%%

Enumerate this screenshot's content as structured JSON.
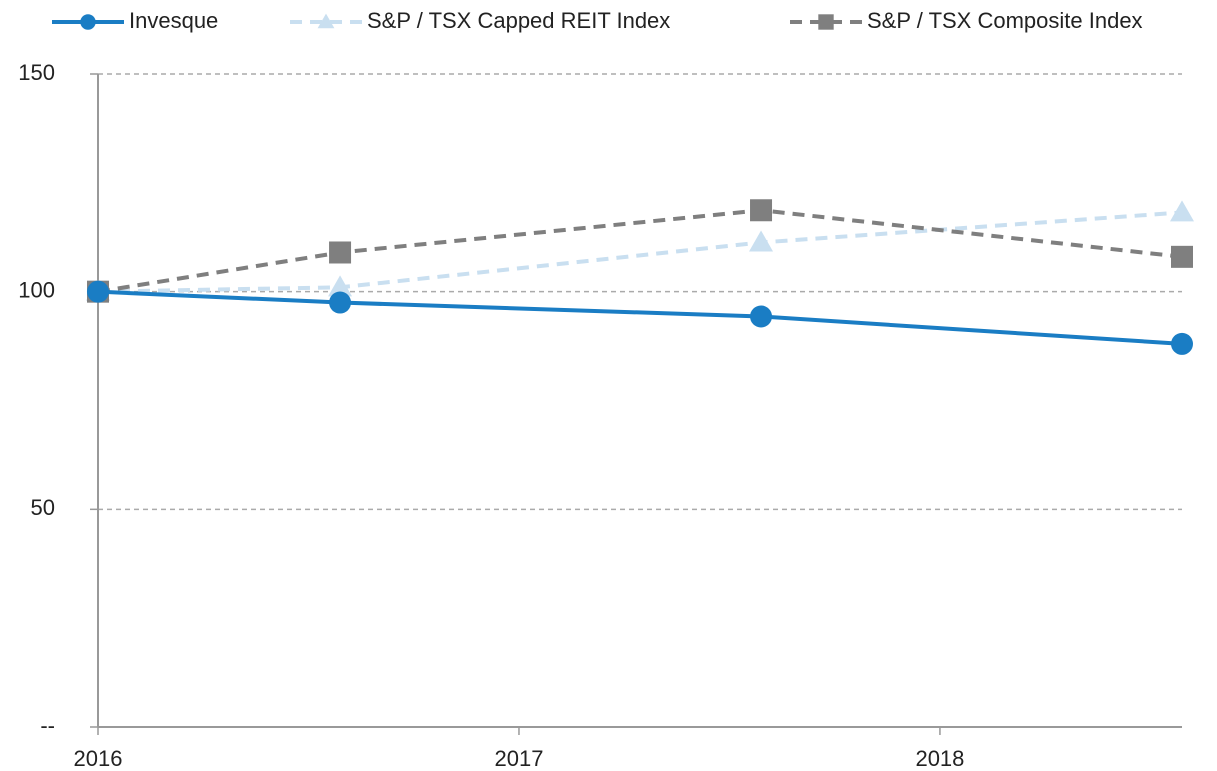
{
  "chart_data": {
    "type": "line",
    "x": [
      2016,
      2016.575,
      2017.575,
      2018.575
    ],
    "xlim": [
      2016,
      2018.575
    ],
    "xticks": [
      2016,
      2017,
      2018
    ],
    "ylim": [
      0,
      150
    ],
    "yticks": [
      {
        "value": 0,
        "label": "--"
      },
      50,
      100,
      150
    ],
    "grid": true,
    "legend": "top",
    "series": [
      {
        "name": "Invesque",
        "color": "#1a7dc4",
        "marker": "circle",
        "dash": "solid",
        "values": [
          100,
          97.5,
          94.3,
          88.0
        ]
      },
      {
        "name": "S&P / TSX Capped REIT Index",
        "color": "#c9dff0",
        "marker": "triangle",
        "dash": "dashed",
        "values": [
          100,
          101,
          111.3,
          118.2
        ]
      },
      {
        "name": "S&P / TSX Composite Index",
        "color": "#7f7f7f",
        "marker": "square",
        "dash": "dashed",
        "values": [
          100,
          109,
          118.7,
          108
        ]
      }
    ]
  }
}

%%

### EXERCISE TASK
The word "name" may appear on some lines of these records; state how many such lines there are, and nothing else.

### FINISHED ANSWER
3